◆ Set exercise
Transcribe the entries below exactly.

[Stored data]
##############################
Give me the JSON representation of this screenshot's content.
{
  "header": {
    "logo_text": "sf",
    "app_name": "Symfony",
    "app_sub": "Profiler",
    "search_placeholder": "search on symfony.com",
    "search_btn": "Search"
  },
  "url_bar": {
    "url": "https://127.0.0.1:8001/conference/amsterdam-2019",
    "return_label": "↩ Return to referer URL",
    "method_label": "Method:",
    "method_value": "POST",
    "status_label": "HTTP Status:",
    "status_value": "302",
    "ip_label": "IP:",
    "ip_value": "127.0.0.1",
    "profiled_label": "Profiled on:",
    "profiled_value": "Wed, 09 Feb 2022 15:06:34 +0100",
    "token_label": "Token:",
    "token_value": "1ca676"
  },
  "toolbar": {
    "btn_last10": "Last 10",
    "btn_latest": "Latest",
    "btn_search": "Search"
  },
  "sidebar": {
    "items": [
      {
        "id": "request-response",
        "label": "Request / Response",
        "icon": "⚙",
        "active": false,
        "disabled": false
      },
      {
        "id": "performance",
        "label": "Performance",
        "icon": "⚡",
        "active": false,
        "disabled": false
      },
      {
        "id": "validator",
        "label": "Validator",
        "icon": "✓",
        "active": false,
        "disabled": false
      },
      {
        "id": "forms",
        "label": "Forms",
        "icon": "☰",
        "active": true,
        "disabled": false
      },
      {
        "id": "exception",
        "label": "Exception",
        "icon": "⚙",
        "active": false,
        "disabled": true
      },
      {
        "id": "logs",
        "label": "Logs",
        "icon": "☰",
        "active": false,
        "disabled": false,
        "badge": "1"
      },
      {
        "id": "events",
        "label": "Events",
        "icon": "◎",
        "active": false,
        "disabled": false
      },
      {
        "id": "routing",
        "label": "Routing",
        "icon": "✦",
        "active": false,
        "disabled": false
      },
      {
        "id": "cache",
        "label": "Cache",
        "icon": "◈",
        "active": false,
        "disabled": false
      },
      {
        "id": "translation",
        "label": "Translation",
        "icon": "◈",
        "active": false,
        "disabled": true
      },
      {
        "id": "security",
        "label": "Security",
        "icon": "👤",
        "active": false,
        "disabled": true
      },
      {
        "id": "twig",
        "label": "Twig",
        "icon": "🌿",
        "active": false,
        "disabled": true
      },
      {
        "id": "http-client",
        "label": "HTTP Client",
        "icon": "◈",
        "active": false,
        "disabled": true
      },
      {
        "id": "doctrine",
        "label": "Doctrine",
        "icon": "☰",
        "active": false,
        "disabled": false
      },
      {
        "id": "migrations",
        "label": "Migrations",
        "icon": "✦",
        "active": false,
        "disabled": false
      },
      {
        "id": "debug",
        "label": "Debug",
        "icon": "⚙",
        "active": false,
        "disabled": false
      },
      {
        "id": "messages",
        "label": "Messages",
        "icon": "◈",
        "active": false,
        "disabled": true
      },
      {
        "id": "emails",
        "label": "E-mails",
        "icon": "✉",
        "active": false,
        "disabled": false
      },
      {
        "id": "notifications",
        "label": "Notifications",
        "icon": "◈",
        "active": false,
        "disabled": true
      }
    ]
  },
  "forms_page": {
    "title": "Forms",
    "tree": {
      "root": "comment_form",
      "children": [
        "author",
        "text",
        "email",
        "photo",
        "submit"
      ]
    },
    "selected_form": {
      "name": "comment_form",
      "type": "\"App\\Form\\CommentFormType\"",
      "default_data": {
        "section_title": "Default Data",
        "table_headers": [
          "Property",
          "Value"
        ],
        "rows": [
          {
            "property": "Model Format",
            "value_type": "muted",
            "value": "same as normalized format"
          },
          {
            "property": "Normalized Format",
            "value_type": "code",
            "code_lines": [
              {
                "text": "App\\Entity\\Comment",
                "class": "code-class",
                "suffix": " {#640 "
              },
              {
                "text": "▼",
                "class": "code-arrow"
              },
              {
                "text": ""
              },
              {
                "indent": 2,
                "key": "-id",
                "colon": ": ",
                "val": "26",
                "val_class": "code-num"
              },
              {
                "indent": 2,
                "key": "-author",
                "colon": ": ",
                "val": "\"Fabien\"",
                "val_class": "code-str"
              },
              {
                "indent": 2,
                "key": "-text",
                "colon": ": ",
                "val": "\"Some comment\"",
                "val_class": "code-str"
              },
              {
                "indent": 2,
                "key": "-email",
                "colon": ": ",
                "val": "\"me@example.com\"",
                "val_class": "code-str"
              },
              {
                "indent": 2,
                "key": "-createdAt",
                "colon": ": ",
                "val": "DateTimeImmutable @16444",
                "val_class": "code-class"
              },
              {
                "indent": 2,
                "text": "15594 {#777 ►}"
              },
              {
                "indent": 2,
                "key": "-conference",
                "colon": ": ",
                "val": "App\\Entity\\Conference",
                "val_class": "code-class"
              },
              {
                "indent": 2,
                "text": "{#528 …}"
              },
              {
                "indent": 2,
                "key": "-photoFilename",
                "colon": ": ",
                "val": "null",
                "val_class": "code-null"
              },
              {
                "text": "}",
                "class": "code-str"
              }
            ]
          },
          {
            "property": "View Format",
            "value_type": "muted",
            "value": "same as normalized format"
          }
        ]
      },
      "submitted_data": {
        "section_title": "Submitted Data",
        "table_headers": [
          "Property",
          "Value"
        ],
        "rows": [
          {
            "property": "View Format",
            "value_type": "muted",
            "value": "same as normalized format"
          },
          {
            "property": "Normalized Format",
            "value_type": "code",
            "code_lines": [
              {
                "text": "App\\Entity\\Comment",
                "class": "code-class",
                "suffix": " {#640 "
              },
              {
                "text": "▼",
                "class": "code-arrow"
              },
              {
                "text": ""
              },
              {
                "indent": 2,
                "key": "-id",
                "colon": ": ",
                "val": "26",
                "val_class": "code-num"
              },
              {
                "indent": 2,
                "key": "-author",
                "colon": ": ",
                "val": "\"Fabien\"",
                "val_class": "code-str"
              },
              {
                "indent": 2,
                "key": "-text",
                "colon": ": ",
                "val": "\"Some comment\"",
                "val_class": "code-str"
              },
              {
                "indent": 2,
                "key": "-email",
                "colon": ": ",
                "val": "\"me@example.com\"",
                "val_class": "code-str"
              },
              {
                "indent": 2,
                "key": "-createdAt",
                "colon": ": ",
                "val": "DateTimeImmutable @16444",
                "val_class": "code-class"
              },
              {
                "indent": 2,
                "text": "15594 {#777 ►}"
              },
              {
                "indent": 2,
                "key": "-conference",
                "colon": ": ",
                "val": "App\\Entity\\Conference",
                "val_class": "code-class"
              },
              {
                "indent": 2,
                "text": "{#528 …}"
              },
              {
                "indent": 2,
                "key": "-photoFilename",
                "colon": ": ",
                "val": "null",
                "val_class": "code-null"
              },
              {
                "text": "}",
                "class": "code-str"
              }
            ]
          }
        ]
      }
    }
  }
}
##############################
◆ Exercise answer
Give me the JSON representation of this screenshot's content.
{
  "header": {
    "logo_text": "sf",
    "app_name": "Symfony",
    "app_sub": "Profiler",
    "search_placeholder": "search on symfony.com",
    "search_btn": "Search"
  },
  "url_bar": {
    "url": "https://127.0.0.1:8001/conference/amsterdam-2019",
    "return_label": "↩ Return to referer URL",
    "method_label": "Method:",
    "method_value": "POST",
    "status_label": "HTTP Status:",
    "status_value": "302",
    "ip_label": "IP:",
    "ip_value": "127.0.0.1",
    "profiled_label": "Profiled on:",
    "profiled_value": "Wed, 09 Feb 2022 15:06:34 +0100",
    "token_label": "Token:",
    "token_value": "1ca676"
  },
  "toolbar": {
    "btn_last10": "Last 10",
    "btn_latest": "Latest",
    "btn_search": "Search"
  },
  "sidebar": {
    "items": [
      {
        "id": "request-response",
        "label": "Request / Response",
        "icon": "⚙",
        "active": false,
        "disabled": false
      },
      {
        "id": "performance",
        "label": "Performance",
        "icon": "⚡",
        "active": false,
        "disabled": false
      },
      {
        "id": "validator",
        "label": "Validator",
        "icon": "✓",
        "active": false,
        "disabled": false
      },
      {
        "id": "forms",
        "label": "Forms",
        "icon": "☰",
        "active": true,
        "disabled": false
      },
      {
        "id": "exception",
        "label": "Exception",
        "icon": "⚙",
        "active": false,
        "disabled": true
      },
      {
        "id": "logs",
        "label": "Logs",
        "icon": "☰",
        "active": false,
        "disabled": false,
        "badge": "1"
      },
      {
        "id": "events",
        "label": "Events",
        "icon": "◎",
        "active": false,
        "disabled": false
      },
      {
        "id": "routing",
        "label": "Routing",
        "icon": "✦",
        "active": false,
        "disabled": false
      },
      {
        "id": "cache",
        "label": "Cache",
        "icon": "◈",
        "active": false,
        "disabled": false
      },
      {
        "id": "translation",
        "label": "Translation",
        "icon": "◈",
        "active": false,
        "disabled": true
      },
      {
        "id": "security",
        "label": "Security",
        "icon": "👤",
        "active": false,
        "disabled": true
      },
      {
        "id": "twig",
        "label": "Twig",
        "icon": "🌿",
        "active": false,
        "disabled": true
      },
      {
        "id": "http-client",
        "label": "HTTP Client",
        "icon": "◈",
        "active": false,
        "disabled": true
      },
      {
        "id": "doctrine",
        "label": "Doctrine",
        "icon": "☰",
        "active": false,
        "disabled": false
      },
      {
        "id": "migrations",
        "label": "Migrations",
        "icon": "✦",
        "active": false,
        "disabled": false
      },
      {
        "id": "debug",
        "label": "Debug",
        "icon": "⚙",
        "active": false,
        "disabled": false
      },
      {
        "id": "messages",
        "label": "Messages",
        "icon": "◈",
        "active": false,
        "disabled": true
      },
      {
        "id": "emails",
        "label": "E-mails",
        "icon": "✉",
        "active": false,
        "disabled": false
      },
      {
        "id": "notifications",
        "label": "Notifications",
        "icon": "◈",
        "active": false,
        "disabled": true
      }
    ]
  },
  "forms_page": {
    "title": "Forms",
    "tree": {
      "root": "comment_form",
      "children": [
        "author",
        "text",
        "email",
        "photo",
        "submit"
      ]
    },
    "selected_form": {
      "name": "comment_form",
      "type": "\"App\\Form\\CommentFormType\"",
      "default_data": {
        "section_title": "Default Data",
        "table_headers": [
          "Property",
          "Value"
        ],
        "rows": [
          {
            "property": "Model Format",
            "value_type": "muted",
            "value": "same as normalized format"
          },
          {
            "property": "Normalized Format",
            "value_type": "code",
            "code_lines": [
              {
                "text": "App\\Entity\\Comment",
                "class": "code-class",
                "suffix": " {#640 "
              },
              {
                "text": "▼",
                "class": "code-arrow"
              },
              {
                "text": ""
              },
              {
                "indent": 2,
                "key": "-id",
                "colon": ": ",
                "val": "26",
                "val_class": "code-num"
              },
              {
                "indent": 2,
                "key": "-author",
                "colon": ": ",
                "val": "\"Fabien\"",
                "val_class": "code-str"
              },
              {
                "indent": 2,
                "key": "-text",
                "colon": ": ",
                "val": "\"Some comment\"",
                "val_class": "code-str"
              },
              {
                "indent": 2,
                "key": "-email",
                "colon": ": ",
                "val": "\"me@example.com\"",
                "val_class": "code-str"
              },
              {
                "indent": 2,
                "key": "-createdAt",
                "colon": ": ",
                "val": "DateTimeImmutable @16444",
                "val_class": "code-class"
              },
              {
                "indent": 2,
                "text": "15594 {#777 ►}"
              },
              {
                "indent": 2,
                "key": "-conference",
                "colon": ": ",
                "val": "App\\Entity\\Conference",
                "val_class": "code-class"
              },
              {
                "indent": 2,
                "text": "{#528 …}"
              },
              {
                "indent": 2,
                "key": "-photoFilename",
                "colon": ": ",
                "val": "null",
                "val_class": "code-null"
              },
              {
                "text": "}",
                "class": "code-str"
              }
            ]
          },
          {
            "property": "View Format",
            "value_type": "muted",
            "value": "same as normalized format"
          }
        ]
      },
      "submitted_data": {
        "section_title": "Submitted Data",
        "table_headers": [
          "Property",
          "Value"
        ],
        "rows": [
          {
            "property": "View Format",
            "value_type": "muted",
            "value": "same as normalized format"
          },
          {
            "property": "Normalized Format",
            "value_type": "code",
            "code_lines": [
              {
                "text": "App\\Entity\\Comment",
                "class": "code-class",
                "suffix": " {#640 "
              },
              {
                "text": "▼",
                "class": "code-arrow"
              },
              {
                "text": ""
              },
              {
                "indent": 2,
                "key": "-id",
                "colon": ": ",
                "val": "26",
                "val_class": "code-num"
              },
              {
                "indent": 2,
                "key": "-author",
                "colon": ": ",
                "val": "\"Fabien\"",
                "val_class": "code-str"
              },
              {
                "indent": 2,
                "key": "-text",
                "colon": ": ",
                "val": "\"Some comment\"",
                "val_class": "code-str"
              },
              {
                "indent": 2,
                "key": "-email",
                "colon": ": ",
                "val": "\"me@example.com\"",
                "val_class": "code-str"
              },
              {
                "indent": 2,
                "key": "-createdAt",
                "colon": ": ",
                "val": "DateTimeImmutable @16444",
                "val_class": "code-class"
              },
              {
                "indent": 2,
                "text": "15594 {#777 ►}"
              },
              {
                "indent": 2,
                "key": "-conference",
                "colon": ": ",
                "val": "App\\Entity\\Conference",
                "val_class": "code-class"
              },
              {
                "indent": 2,
                "text": "{#528 …}"
              },
              {
                "indent": 2,
                "key": "-photoFilename",
                "colon": ": ",
                "val": "null",
                "val_class": "code-null"
              },
              {
                "text": "}",
                "class": "code-str"
              }
            ]
          }
        ]
      }
    }
  }
}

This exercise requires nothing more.